_Short exercise_:
Copy out every record below with complete accuracy.

(Stored data entries)
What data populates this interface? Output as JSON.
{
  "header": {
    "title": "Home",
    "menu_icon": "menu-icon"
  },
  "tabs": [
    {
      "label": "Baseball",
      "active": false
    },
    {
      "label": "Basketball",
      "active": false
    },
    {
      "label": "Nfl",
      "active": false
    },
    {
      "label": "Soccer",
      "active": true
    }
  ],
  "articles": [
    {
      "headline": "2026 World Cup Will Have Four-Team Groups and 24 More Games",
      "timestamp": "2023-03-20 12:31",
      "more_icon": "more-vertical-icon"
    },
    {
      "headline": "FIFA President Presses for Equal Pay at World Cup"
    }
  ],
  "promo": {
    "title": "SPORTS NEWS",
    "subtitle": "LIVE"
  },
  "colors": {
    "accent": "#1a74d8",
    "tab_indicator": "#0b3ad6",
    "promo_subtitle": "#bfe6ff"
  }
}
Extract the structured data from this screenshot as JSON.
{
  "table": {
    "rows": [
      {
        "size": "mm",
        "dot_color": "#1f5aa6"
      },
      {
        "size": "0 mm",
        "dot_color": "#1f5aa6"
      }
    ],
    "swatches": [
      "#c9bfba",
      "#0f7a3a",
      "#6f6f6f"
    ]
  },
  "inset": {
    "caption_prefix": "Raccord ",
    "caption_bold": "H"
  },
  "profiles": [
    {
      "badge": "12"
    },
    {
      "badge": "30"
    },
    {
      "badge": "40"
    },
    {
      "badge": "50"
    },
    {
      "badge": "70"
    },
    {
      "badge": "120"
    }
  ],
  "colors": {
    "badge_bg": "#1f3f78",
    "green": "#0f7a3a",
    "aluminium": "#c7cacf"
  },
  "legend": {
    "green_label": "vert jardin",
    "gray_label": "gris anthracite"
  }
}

_Result below_:
What data populates this interface? Output as JSON.
{
  "header": {
    "title": "Home",
    "menu_icon": "menu-icon"
  },
  "tabs": [
    {
      "label": "Baseball",
      "active": false
    },
    {
      "label": "Basketball",
      "active": false
    },
    {
      "label": "Nfl",
      "active": false
    },
    {
      "label": "Soccer",
      "active": true
    }
  ],
  "articles": [
    {
      "headline": "2026 World Cup Will Have Four-Team Groups and 24 More Games",
      "timestamp": "2023-03-20 12:31",
      "more_icon": "more-vertical-icon"
    },
    {
      "headline": "FIFA President Presses for Equal Pay at World Cup"
    }
  ],
  "promo": {
    "title": "SPORTS NEWS",
    "subtitle": "LIVE"
  },
  "colors": {
    "accent": "#1a74d8",
    "tab_indicator": "#0b3ad6",
    "promo_subtitle": "#bfe6ff"
  }
}
Extract the structured data from this screenshot as JSON.
{
  "table": {
    "rows": [
      {
        "size": "mm",
        "dot_color": "#1f5aa6"
      },
      {
        "size": "0 mm",
        "dot_color": "#1f5aa6"
      }
    ],
    "swatches": [
      "#c9bfba",
      "#0f7a3a",
      "#6f6f6f"
    ]
  },
  "inset": {
    "caption_prefix": "Raccord ",
    "caption_bold": "H"
  },
  "profiles": [
    {
      "badge": "12"
    },
    {
      "badge": "30"
    },
    {
      "badge": "40"
    },
    {
      "badge": "50"
    },
    {
      "badge": "70"
    },
    {
      "badge": "120"
    }
  ],
  "colors": {
    "badge_bg": "#1f3f78",
    "green": "#0f7a3a",
    "aluminium": "#c7cacf"
  },
  "legend": {
    "green_label": "vert jardin",
    "gray_label": "gris anthracite"
  }
}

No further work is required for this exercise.